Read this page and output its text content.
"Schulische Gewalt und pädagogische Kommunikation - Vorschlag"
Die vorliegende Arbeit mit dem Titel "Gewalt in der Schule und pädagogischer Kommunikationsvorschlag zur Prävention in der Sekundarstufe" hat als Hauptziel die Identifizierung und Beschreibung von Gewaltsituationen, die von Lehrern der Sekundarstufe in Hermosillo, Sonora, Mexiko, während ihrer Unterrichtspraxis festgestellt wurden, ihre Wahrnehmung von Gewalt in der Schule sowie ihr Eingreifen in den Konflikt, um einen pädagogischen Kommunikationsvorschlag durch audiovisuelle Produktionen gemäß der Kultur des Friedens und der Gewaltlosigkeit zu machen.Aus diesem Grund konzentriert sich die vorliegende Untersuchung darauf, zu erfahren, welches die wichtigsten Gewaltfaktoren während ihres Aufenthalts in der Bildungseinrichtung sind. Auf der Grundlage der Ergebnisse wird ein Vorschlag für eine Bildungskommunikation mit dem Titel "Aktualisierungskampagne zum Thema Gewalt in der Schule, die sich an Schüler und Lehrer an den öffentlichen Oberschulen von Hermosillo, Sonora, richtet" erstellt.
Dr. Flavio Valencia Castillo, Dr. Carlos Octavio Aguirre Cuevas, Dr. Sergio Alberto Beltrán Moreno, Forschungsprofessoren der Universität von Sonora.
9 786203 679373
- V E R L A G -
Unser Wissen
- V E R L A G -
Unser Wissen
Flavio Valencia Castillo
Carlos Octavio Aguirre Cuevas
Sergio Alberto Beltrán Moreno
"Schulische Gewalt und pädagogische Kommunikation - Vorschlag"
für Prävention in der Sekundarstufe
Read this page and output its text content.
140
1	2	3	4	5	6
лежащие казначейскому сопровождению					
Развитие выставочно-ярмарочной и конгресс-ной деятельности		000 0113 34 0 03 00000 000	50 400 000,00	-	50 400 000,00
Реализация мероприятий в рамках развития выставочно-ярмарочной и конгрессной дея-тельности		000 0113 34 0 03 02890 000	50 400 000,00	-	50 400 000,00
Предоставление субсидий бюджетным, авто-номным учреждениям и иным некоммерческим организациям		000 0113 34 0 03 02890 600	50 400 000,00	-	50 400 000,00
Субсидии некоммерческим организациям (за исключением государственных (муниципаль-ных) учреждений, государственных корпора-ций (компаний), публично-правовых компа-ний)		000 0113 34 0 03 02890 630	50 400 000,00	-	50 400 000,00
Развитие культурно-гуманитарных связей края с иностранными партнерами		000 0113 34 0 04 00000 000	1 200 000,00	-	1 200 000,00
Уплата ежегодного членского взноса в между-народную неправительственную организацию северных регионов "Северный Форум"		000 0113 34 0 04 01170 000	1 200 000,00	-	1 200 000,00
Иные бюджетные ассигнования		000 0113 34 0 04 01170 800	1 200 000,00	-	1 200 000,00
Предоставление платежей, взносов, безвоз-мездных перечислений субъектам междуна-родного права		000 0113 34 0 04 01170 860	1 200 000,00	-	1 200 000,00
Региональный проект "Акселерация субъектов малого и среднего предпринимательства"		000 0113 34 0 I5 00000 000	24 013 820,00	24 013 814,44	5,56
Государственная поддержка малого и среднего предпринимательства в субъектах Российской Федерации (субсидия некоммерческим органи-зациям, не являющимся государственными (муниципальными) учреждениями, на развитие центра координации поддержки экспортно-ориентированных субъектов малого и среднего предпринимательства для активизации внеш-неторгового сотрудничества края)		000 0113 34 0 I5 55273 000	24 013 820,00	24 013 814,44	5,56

* Short exercise
Pick out every line of the listing containing the word "Sergio", and show those lines.

* Correct response
Dr. Flavio Valencia Castillo, Dr. Carlos Octavio Aguirre Cuevas, Dr. Sergio Alberto Beltrán Moreno, Forschungsprofessoren der Universität von Sonora.
Sergio Alberto Beltrán Moreno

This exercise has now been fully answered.